Go through the material below and count the lines with the string "General"; the number is the whole answer.

## DATASET ROWS
----------

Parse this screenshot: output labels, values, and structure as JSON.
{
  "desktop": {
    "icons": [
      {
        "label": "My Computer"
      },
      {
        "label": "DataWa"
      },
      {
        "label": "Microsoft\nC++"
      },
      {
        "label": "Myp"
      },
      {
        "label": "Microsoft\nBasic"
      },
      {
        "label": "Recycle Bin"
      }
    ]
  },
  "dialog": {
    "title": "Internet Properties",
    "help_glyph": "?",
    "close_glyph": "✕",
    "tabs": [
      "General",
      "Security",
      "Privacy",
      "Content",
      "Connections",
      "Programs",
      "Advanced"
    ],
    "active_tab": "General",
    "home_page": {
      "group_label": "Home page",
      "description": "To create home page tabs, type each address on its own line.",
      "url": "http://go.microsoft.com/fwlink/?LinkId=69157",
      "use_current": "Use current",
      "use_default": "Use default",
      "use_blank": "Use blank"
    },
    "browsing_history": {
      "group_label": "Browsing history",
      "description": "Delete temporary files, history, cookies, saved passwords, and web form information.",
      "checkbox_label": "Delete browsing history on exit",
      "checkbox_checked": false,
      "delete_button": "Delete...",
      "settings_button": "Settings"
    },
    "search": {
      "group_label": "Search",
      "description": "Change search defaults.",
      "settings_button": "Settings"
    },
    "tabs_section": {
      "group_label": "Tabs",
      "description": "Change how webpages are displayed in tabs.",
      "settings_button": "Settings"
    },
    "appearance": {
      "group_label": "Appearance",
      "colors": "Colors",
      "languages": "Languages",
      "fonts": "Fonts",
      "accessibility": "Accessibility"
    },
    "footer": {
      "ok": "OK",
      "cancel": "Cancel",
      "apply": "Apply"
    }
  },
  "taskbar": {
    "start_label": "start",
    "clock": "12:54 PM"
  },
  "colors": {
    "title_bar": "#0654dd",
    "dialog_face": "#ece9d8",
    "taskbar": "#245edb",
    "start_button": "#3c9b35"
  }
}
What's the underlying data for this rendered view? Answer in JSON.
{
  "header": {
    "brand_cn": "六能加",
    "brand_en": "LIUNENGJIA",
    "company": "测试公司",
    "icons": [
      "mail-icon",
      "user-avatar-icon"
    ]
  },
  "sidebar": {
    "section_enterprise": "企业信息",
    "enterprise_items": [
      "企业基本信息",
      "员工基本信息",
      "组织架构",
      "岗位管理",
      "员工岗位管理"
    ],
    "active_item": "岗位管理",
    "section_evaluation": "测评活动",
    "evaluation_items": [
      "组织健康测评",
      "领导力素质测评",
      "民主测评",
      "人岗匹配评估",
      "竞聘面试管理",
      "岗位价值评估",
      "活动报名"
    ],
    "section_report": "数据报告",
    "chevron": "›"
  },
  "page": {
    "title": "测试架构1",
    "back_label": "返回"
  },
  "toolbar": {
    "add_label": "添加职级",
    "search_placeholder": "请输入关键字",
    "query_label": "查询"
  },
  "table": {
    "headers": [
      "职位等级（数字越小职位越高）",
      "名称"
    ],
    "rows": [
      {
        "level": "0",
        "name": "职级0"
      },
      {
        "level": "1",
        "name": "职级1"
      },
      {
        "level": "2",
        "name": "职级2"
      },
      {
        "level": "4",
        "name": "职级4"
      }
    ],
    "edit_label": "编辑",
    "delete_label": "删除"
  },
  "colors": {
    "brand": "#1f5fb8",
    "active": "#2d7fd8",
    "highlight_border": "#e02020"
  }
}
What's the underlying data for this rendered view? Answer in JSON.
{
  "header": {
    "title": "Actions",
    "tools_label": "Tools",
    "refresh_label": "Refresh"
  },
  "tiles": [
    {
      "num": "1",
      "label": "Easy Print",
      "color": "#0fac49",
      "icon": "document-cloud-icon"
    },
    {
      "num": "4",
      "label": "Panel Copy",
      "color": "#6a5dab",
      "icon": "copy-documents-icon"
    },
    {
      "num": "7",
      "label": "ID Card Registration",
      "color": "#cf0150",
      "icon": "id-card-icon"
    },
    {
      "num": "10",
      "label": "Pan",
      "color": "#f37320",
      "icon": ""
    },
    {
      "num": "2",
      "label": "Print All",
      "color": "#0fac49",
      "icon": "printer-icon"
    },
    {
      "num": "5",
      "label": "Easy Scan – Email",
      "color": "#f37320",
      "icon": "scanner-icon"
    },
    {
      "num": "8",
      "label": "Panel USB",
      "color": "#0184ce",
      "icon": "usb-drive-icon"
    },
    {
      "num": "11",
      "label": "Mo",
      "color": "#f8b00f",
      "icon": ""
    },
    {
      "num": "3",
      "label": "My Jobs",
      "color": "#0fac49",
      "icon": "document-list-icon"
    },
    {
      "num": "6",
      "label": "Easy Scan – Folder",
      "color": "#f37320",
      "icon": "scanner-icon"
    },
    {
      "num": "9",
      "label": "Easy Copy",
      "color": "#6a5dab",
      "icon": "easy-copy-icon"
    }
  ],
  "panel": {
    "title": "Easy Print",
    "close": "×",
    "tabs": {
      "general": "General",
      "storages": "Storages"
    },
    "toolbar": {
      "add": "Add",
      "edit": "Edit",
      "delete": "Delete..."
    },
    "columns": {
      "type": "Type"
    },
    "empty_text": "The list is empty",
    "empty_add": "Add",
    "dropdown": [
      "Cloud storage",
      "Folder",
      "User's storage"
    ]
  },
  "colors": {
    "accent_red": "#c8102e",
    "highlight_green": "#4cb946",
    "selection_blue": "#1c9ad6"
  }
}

----------

## SOLUTION FOR THIS EXERCISE
3